__Written instruction__.
Where a line contains the string "отмены", copy that line.
# # # # # # #
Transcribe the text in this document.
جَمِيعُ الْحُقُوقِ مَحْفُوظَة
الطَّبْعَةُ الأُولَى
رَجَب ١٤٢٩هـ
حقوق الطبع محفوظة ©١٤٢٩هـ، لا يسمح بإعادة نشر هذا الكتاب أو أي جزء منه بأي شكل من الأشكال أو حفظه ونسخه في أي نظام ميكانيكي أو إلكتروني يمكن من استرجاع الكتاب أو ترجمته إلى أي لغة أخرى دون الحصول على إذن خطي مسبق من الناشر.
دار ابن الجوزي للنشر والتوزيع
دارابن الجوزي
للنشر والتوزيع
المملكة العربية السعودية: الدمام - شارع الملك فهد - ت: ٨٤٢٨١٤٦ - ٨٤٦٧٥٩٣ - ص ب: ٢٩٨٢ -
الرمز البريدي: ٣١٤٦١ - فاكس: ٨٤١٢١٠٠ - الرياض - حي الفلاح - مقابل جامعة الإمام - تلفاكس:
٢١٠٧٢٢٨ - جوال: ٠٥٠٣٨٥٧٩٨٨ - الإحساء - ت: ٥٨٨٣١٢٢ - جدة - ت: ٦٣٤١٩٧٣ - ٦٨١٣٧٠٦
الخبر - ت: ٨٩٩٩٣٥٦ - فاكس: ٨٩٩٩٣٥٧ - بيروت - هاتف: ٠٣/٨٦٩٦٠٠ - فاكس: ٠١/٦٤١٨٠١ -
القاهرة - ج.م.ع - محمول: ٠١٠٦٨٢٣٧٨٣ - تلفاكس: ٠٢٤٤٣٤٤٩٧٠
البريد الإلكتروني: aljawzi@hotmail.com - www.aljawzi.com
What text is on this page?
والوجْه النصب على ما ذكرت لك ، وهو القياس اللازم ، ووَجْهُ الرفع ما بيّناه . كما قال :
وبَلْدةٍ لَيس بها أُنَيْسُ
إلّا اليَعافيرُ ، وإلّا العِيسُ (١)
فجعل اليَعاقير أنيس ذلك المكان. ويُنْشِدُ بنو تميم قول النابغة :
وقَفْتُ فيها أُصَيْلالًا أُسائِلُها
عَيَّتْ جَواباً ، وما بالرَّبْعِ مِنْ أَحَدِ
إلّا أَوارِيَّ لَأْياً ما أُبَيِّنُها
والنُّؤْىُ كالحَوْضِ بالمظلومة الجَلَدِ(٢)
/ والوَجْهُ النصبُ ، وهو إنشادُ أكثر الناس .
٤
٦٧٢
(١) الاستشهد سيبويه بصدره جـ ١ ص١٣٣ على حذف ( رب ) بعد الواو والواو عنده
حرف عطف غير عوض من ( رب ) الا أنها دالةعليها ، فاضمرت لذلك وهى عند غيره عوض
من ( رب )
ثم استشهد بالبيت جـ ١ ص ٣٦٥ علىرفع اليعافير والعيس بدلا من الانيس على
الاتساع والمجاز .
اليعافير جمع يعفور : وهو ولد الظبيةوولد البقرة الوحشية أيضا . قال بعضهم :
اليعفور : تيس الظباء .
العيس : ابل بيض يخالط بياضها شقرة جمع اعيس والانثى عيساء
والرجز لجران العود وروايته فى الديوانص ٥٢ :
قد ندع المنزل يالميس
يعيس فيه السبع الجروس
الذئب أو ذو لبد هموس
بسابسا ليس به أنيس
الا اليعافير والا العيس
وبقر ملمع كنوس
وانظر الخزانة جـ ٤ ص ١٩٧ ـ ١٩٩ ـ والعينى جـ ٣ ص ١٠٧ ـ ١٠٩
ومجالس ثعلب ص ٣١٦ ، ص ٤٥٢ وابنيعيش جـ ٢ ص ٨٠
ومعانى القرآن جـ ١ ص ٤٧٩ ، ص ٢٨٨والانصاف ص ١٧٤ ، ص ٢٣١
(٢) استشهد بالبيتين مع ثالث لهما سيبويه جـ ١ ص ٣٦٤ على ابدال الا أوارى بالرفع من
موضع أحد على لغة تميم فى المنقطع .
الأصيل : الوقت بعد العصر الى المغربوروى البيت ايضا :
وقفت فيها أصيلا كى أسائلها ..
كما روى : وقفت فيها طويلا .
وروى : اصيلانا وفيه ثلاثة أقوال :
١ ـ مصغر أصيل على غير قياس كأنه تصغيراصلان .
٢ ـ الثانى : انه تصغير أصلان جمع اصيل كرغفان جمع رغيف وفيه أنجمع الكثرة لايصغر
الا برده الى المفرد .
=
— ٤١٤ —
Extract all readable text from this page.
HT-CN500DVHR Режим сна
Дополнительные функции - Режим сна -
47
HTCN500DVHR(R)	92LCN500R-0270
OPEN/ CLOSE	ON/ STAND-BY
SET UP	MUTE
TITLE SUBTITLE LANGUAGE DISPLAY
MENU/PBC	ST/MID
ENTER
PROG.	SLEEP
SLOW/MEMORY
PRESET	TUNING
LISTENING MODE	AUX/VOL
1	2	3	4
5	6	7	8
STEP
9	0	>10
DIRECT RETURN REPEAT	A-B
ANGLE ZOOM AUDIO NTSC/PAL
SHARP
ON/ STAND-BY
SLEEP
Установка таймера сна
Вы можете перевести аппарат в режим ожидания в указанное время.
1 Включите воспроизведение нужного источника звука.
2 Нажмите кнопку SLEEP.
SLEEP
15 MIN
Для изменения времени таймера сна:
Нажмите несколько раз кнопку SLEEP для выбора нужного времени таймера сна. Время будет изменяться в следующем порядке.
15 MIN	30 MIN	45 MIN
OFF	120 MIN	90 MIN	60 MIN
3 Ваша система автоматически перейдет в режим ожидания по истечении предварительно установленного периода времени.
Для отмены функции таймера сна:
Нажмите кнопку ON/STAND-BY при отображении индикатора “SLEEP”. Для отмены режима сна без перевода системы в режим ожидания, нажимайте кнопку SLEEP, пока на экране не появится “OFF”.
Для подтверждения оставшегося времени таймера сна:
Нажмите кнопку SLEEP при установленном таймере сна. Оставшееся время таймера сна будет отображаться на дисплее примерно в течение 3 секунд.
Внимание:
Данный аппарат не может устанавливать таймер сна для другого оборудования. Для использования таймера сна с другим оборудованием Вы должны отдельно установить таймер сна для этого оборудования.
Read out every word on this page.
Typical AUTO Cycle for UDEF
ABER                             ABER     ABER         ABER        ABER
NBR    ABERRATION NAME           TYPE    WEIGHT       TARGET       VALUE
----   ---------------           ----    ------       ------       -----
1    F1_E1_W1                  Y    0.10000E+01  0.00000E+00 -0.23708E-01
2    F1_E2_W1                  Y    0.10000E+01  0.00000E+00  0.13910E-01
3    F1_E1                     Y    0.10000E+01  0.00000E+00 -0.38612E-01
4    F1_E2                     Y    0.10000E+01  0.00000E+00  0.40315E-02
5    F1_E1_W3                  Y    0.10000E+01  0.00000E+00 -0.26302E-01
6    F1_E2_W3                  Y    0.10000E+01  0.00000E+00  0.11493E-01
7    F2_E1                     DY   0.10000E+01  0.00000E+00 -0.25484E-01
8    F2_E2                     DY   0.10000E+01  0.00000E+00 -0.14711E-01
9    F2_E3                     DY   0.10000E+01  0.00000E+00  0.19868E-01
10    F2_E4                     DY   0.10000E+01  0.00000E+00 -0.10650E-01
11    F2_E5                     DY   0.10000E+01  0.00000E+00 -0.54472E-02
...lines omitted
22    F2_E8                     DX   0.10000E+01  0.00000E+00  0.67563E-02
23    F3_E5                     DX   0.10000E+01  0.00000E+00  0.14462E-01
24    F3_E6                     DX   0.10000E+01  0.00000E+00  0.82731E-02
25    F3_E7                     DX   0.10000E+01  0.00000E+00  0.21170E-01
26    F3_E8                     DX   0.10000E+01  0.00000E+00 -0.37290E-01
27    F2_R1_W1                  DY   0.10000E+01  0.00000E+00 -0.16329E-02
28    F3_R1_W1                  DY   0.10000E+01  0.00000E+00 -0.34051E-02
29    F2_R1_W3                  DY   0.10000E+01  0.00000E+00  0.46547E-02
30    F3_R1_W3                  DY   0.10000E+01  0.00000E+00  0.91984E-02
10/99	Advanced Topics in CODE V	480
# # # # # # #
__Solution for this problem__.
Для отмены функции таймера сна:
Нажмите кнопку ON/STAND-BY при отображении индикатора “SLEEP”. Для отмены режима сна без перевода системы в режим ожидания, нажимайте кнопку SLEEP, пока на экране не появится “OFF”.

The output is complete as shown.